TASK REQUIREMENTS = Review the material line by line. Identify and copy every line that contains the string "this".
■ ■ ■ ■
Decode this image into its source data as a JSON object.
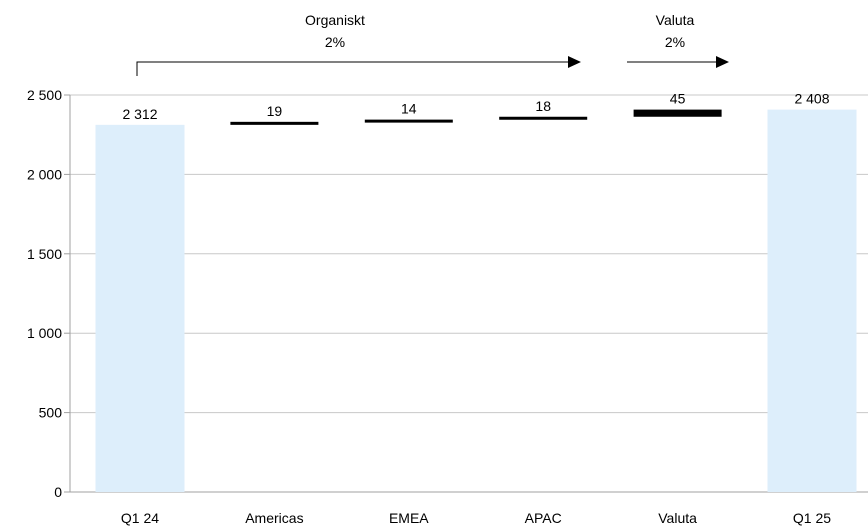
{
  "chart_data": {
    "type": "bar",
    "subtype": "waterfall",
    "categories": [
      "Q1 24",
      "Americas",
      "EMEA",
      "APAC",
      "Valuta",
      "Q1 25"
    ],
    "values": [
      2312,
      19,
      14,
      18,
      45,
      2408
    ],
    "bar_kinds": [
      "total",
      "delta",
      "delta",
      "delta",
      "delta",
      "total"
    ],
    "data_labels": [
      "2 312",
      "19",
      "14",
      "18",
      "45",
      "2 408"
    ],
    "ylim": [
      0,
      2500
    ],
    "yticks": [
      0,
      500,
      1000,
      1500,
      2000,
      2500
    ],
    "ytick_labels": [
      "0",
      "500",
      "1 000",
      "1 500",
      "2 000",
      "2 500"
    ],
    "grid": true,
    "annotations": [
      {
        "label": "Organiskt",
        "value": "2%",
        "from": "Q1 24",
        "to": "APAC"
      },
      {
        "label": "Valuta",
        "value": "2%",
        "from": "Valuta",
        "to": "Valuta"
      }
    ],
    "colors": {
      "total": "#ddeefb",
      "delta": "#000000",
      "grid": "#c8c8c8"
    }
  }
}
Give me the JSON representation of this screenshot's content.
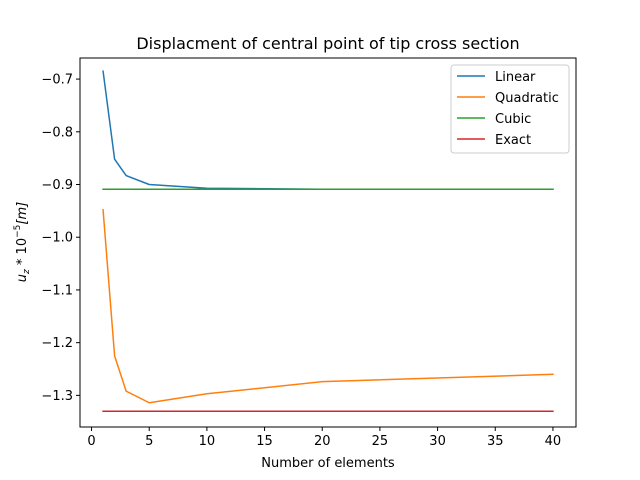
{
  "chart_data": {
    "type": "line",
    "title": "Displacment of central point of tip cross section",
    "xlabel": "Number of elements",
    "ylabel_parts": {
      "base": "u",
      "sub": "z",
      "mult": " * 10",
      "sup": "−5",
      "unit": "[m]"
    },
    "xlim": [
      -1,
      42
    ],
    "ylim": [
      -1.36,
      -0.66
    ],
    "xticks": [
      0,
      5,
      10,
      15,
      20,
      25,
      30,
      35,
      40
    ],
    "yticks": [
      -1.3,
      -1.2,
      -1.1,
      -1.0,
      -0.9,
      -0.8,
      -0.7
    ],
    "ytick_labels": [
      "−1.3",
      "−1.2",
      "−1.1",
      "−1.0",
      "−0.9",
      "−0.8",
      "−0.7"
    ],
    "grid": false,
    "legend_position": "top-right",
    "series": [
      {
        "name": "Linear",
        "color": "#1f77b4",
        "x": [
          1,
          2,
          3,
          5,
          10,
          20,
          40
        ],
        "y": [
          -0.685,
          -0.852,
          -0.883,
          -0.9,
          -0.907,
          -0.909,
          -0.909
        ]
      },
      {
        "name": "Quadratic",
        "color": "#ff7f0e",
        "x": [
          1,
          2,
          3,
          5,
          10,
          20,
          40
        ],
        "y": [
          -0.948,
          -1.225,
          -1.292,
          -1.314,
          -1.297,
          -1.274,
          -1.26
        ]
      },
      {
        "name": "Cubic",
        "color": "#2ca02c",
        "x": [
          1,
          2,
          3,
          5,
          10,
          20,
          40
        ],
        "y": [
          -0.909,
          -0.909,
          -0.909,
          -0.909,
          -0.909,
          -0.909,
          -0.909
        ]
      },
      {
        "name": "Exact",
        "color": "#d62728",
        "x": [
          1,
          40
        ],
        "y": [
          -1.33,
          -1.33
        ]
      }
    ]
  }
}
■ ■ ■ ■
THE REPLY =
Decode this image into its source data as a JSON object.
Give me the JSON representation of this screenshot's content.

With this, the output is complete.